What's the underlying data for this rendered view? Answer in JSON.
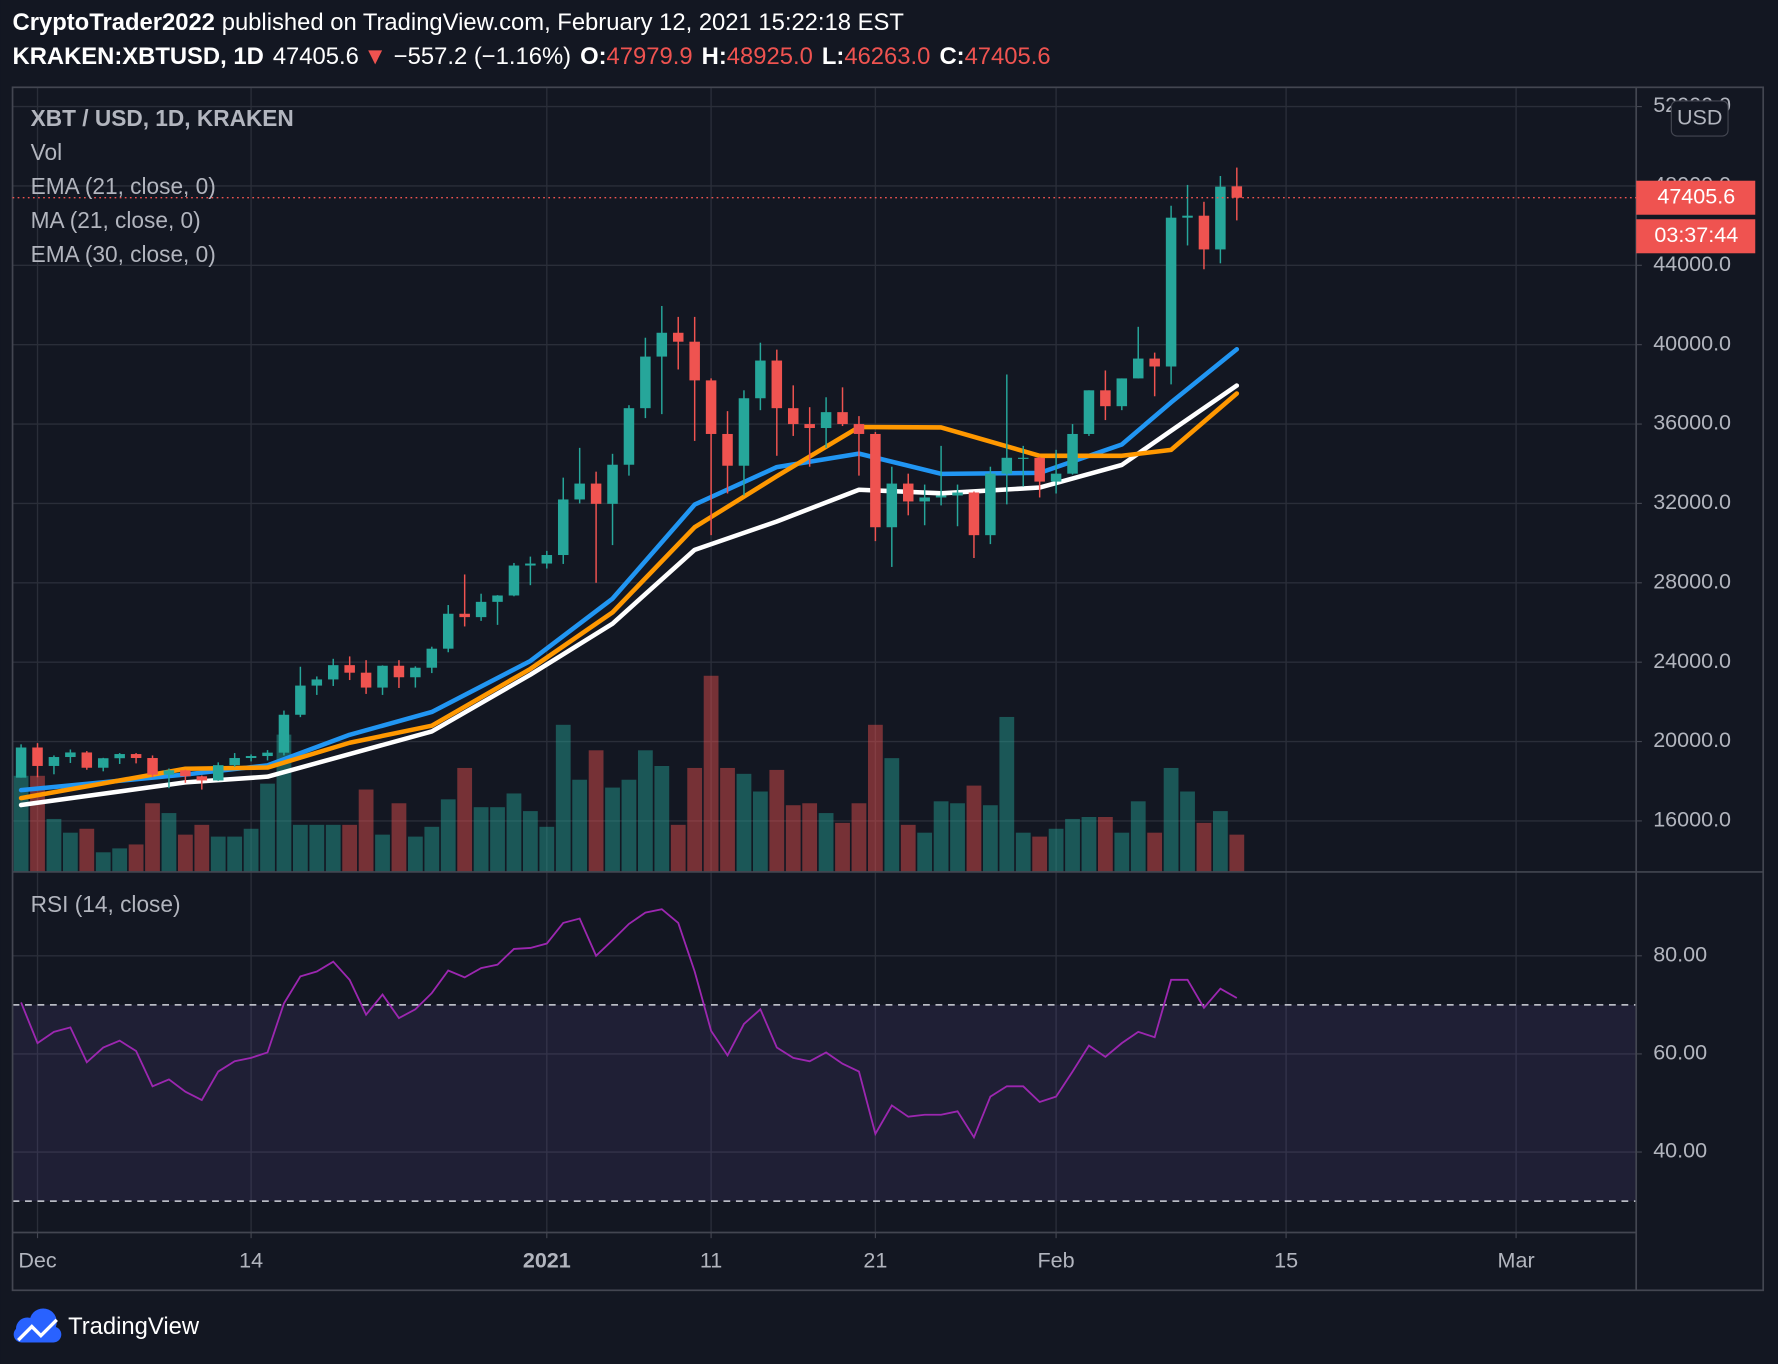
{
  "header": {
    "author": "CryptoTrader2022",
    "published": "published on TradingView.com, February 12, 2021 15:22:18 EST",
    "symbol": "KRAKEN:XBTUSD, 1D",
    "last": "47405.6",
    "arrow": "▼",
    "change": "−557.2 (−1.16%)",
    "open_label": "O:",
    "open": "47979.9",
    "high_label": "H:",
    "high": "48925.0",
    "low_label": "L:",
    "low": "46263.0",
    "close_label": "C:",
    "close": "47405.6"
  },
  "footer": {
    "brand": "TradingView"
  },
  "chart_data": [
    {
      "type": "candlestick",
      "title": "XBT / USD, 1D, KRAKEN",
      "currency": "USD",
      "countdown": "03:37:44",
      "up_color": "#26a69a",
      "down_color": "#ef5350",
      "grid": true,
      "x": [
        -1,
        0,
        1,
        2,
        3,
        4,
        5,
        6,
        7,
        8,
        9,
        10,
        11,
        12,
        13,
        14,
        15,
        16,
        17,
        18,
        19,
        20,
        21,
        22,
        23,
        24,
        25,
        26,
        27,
        28,
        29,
        30,
        31,
        32,
        33,
        34,
        35,
        36,
        37,
        38,
        39,
        40,
        41,
        42,
        43,
        44,
        45,
        46,
        47,
        48,
        49,
        50,
        51,
        52,
        53,
        54,
        55,
        56,
        57,
        58,
        59,
        60,
        61,
        62,
        63,
        64,
        65,
        66,
        67,
        68,
        69,
        70,
        71,
        72,
        73
      ],
      "open": [
        18180,
        19700,
        18770,
        19220,
        19450,
        18680,
        19160,
        19370,
        19170,
        18330,
        18550,
        18250,
        18040,
        18810,
        19170,
        19270,
        19440,
        21350,
        22820,
        23130,
        23850,
        23470,
        22720,
        23820,
        23240,
        23720,
        24680,
        26440,
        26270,
        27040,
        27360,
        28870,
        28970,
        29400,
        32200,
        33000,
        31980,
        33950,
        36800,
        39400,
        40600,
        40150,
        38200,
        35500,
        33900,
        37300,
        39200,
        36800,
        36000,
        35800,
        36600,
        36000,
        35500,
        30800,
        33000,
        32100,
        32300,
        32400,
        32550,
        30400,
        33500,
        34300,
        34300,
        33100,
        33500,
        35500,
        37700,
        36900,
        38300,
        39300,
        38900,
        46400,
        46500,
        44800,
        47979.9
      ],
      "high": [
        19860,
        19920,
        19300,
        19600,
        19520,
        19180,
        19420,
        19420,
        19300,
        18640,
        18580,
        18290,
        18950,
        19420,
        19350,
        19570,
        21560,
        23770,
        23280,
        24170,
        24290,
        24100,
        23840,
        24100,
        23790,
        24780,
        26880,
        28420,
        27450,
        27380,
        29000,
        29320,
        29610,
        33300,
        34800,
        33600,
        34500,
        36950,
        40350,
        41950,
        41400,
        41400,
        38300,
        36650,
        37700,
        40100,
        39750,
        37950,
        36850,
        37350,
        37850,
        36400,
        35600,
        33850,
        33500,
        32950,
        34900,
        32950,
        32600,
        33850,
        38500,
        34900,
        34350,
        34700,
        36000,
        37700,
        38700,
        38300,
        40900,
        39600,
        47000,
        48050,
        47200,
        48500,
        48925
      ],
      "low": [
        18180,
        18200,
        18350,
        18920,
        18580,
        18500,
        18870,
        18900,
        18200,
        17650,
        17920,
        17580,
        18020,
        18730,
        19000,
        19050,
        19300,
        21230,
        22350,
        22800,
        23100,
        22400,
        22350,
        22700,
        22720,
        23450,
        24500,
        25800,
        26080,
        25880,
        27320,
        27880,
        28720,
        28950,
        32000,
        28000,
        29900,
        33400,
        36300,
        36500,
        38750,
        35150,
        30400,
        32500,
        32400,
        36700,
        34400,
        35400,
        33850,
        34800,
        35900,
        33400,
        30100,
        28800,
        31400,
        30900,
        31900,
        30850,
        29250,
        29950,
        31950,
        32850,
        32300,
        32500,
        33450,
        35400,
        36200,
        36700,
        38300,
        37400,
        38000,
        45000,
        43800,
        44100,
        46263
      ],
      "close": [
        19700,
        18770,
        19220,
        19450,
        18680,
        19160,
        19370,
        19170,
        18330,
        18550,
        18250,
        18040,
        18810,
        19170,
        19270,
        19440,
        21350,
        22820,
        23130,
        23850,
        23470,
        22720,
        23820,
        23240,
        23720,
        24680,
        26440,
        26270,
        27040,
        27360,
        28870,
        28970,
        29400,
        32200,
        33000,
        31980,
        33950,
        36800,
        39400,
        40600,
        40150,
        38200,
        35500,
        33900,
        37300,
        39200,
        36800,
        36000,
        35800,
        36600,
        36000,
        35500,
        30800,
        33000,
        32100,
        32300,
        32400,
        32550,
        30400,
        33500,
        34300,
        34300,
        33100,
        33500,
        35500,
        37700,
        36900,
        38300,
        39300,
        38900,
        46400,
        46500,
        44800,
        47962.8,
        47405.6
      ],
      "volume": {
        "name": "Vol",
        "ylim": [
          0,
          400
        ],
        "values": [
          49,
          49,
          27,
          20,
          22,
          10,
          12,
          14,
          35,
          30,
          19,
          24,
          18,
          18,
          22,
          45,
          70,
          24,
          24,
          24,
          24,
          42,
          19,
          35,
          18,
          23,
          37,
          53,
          33,
          33,
          40,
          31,
          23,
          75,
          47,
          62,
          43,
          47,
          62,
          54,
          24,
          53,
          100,
          53,
          50,
          41,
          52,
          34,
          35,
          30,
          25,
          35,
          75,
          58,
          24,
          20,
          36,
          35,
          44,
          34,
          79,
          20,
          18,
          22,
          27,
          28,
          28,
          20,
          36,
          20,
          53,
          41,
          25,
          31,
          19
        ]
      },
      "series": [
        {
          "name": "EMA (21, close, 0)",
          "color": "#2196f3",
          "x": [
            -1,
            9,
            14,
            19,
            24,
            30,
            35,
            40,
            45,
            50,
            55,
            61,
            66,
            69,
            73
          ],
          "values": [
            17550,
            18340,
            18800,
            20340,
            21490,
            24060,
            27200,
            31940,
            33830,
            34510,
            33490,
            33540,
            34970,
            37090,
            39770
          ]
        },
        {
          "name": "MA (21, close, 0)",
          "color": "#ffffff",
          "x": [
            -1,
            9,
            14,
            19,
            24,
            30,
            35,
            40,
            45,
            50,
            55,
            61,
            66,
            69,
            73
          ],
          "values": [
            16800,
            17940,
            18230,
            19370,
            20510,
            23370,
            25940,
            29660,
            31090,
            32690,
            32510,
            32800,
            33940,
            35660,
            37940
          ]
        },
        {
          "name": "EMA (30, close, 0)",
          "color": "#ff9800",
          "x": [
            -1,
            9,
            14,
            19,
            24,
            30,
            35,
            40,
            45,
            50,
            55,
            61,
            66,
            69,
            73
          ],
          "values": [
            17150,
            18630,
            18690,
            19940,
            20800,
            23660,
            26510,
            30800,
            33370,
            35850,
            35830,
            34400,
            34400,
            34700,
            37540
          ]
        }
      ],
      "xlim": [
        -1.52,
        97.31
      ],
      "xticks": [
        {
          "value": 0,
          "label": "Dec"
        },
        {
          "value": 13,
          "label": "14"
        },
        {
          "value": 31,
          "label": "2021"
        },
        {
          "value": 41,
          "label": "11"
        },
        {
          "value": 51,
          "label": "21"
        },
        {
          "value": 62,
          "label": "Feb"
        },
        {
          "value": 76,
          "label": "15"
        },
        {
          "value": 90,
          "label": "Mar"
        }
      ],
      "ylim": [
        13430,
        52970
      ],
      "yticks": [
        {
          "value": 16000,
          "label": "16000.0"
        },
        {
          "value": 20000,
          "label": "20000.0"
        },
        {
          "value": 24000,
          "label": "24000.0"
        },
        {
          "value": 28000,
          "label": "28000.0"
        },
        {
          "value": 32000,
          "label": "32000.0"
        },
        {
          "value": 36000,
          "label": "36000.0"
        },
        {
          "value": 40000,
          "label": "40000.0"
        },
        {
          "value": 44000,
          "label": "44000.0"
        },
        {
          "value": 48000,
          "label": "48000.0"
        },
        {
          "value": 52000,
          "label": "52000.0"
        }
      ]
    },
    {
      "type": "line",
      "title": "RSI (14, close)",
      "color": "#9c27b0",
      "band_color": "#7e57c2",
      "bands": [
        30,
        70
      ],
      "grid": true,
      "x": [
        -1,
        0,
        1,
        2,
        3,
        4,
        5,
        6,
        7,
        8,
        9,
        10,
        11,
        12,
        13,
        14,
        15,
        16,
        17,
        18,
        19,
        20,
        21,
        22,
        23,
        24,
        25,
        26,
        27,
        28,
        29,
        30,
        31,
        32,
        33,
        34,
        35,
        36,
        37,
        38,
        39,
        40,
        41,
        42,
        43,
        44,
        45,
        46,
        47,
        48,
        49,
        50,
        51,
        52,
        53,
        54,
        55,
        56,
        57,
        58,
        59,
        60,
        61,
        62,
        63,
        64,
        65,
        66,
        67,
        68,
        69,
        70,
        71,
        72,
        73
      ],
      "values": [
        70.5,
        62.2,
        64.5,
        65.4,
        58.3,
        61.3,
        62.7,
        60.6,
        53.4,
        54.8,
        52.3,
        50.6,
        56.4,
        58.5,
        59.2,
        60.3,
        70.3,
        75.8,
        76.8,
        78.8,
        75.1,
        68.0,
        72.1,
        67.3,
        69.1,
        72.4,
        77.0,
        75.6,
        77.5,
        78.2,
        81.4,
        81.6,
        82.5,
        86.7,
        87.6,
        80.0,
        83.2,
        86.5,
        88.8,
        89.5,
        86.7,
        76.8,
        64.7,
        59.7,
        66.1,
        69.1,
        61.3,
        59.2,
        58.5,
        60.3,
        58.0,
        56.4,
        43.7,
        49.5,
        47.2,
        47.6,
        47.6,
        48.3,
        43.0,
        51.3,
        53.4,
        53.4,
        50.2,
        51.3,
        56.4,
        61.7,
        59.4,
        62.2,
        64.5,
        63.4,
        75.1,
        75.1,
        69.4,
        73.3,
        71.4
      ],
      "xlim": [
        -1.52,
        97.31
      ],
      "ylim": [
        23.6,
        97.1
      ],
      "yticks": [
        {
          "value": 40,
          "label": "40.00"
        },
        {
          "value": 60,
          "label": "60.00"
        },
        {
          "value": 80,
          "label": "80.00"
        }
      ]
    }
  ]
}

┄┄┄┄┄┄┄┄┄┄

What is required: Your reply is one number: how many lines of the records above contain the word "TradingView".

Final result: 2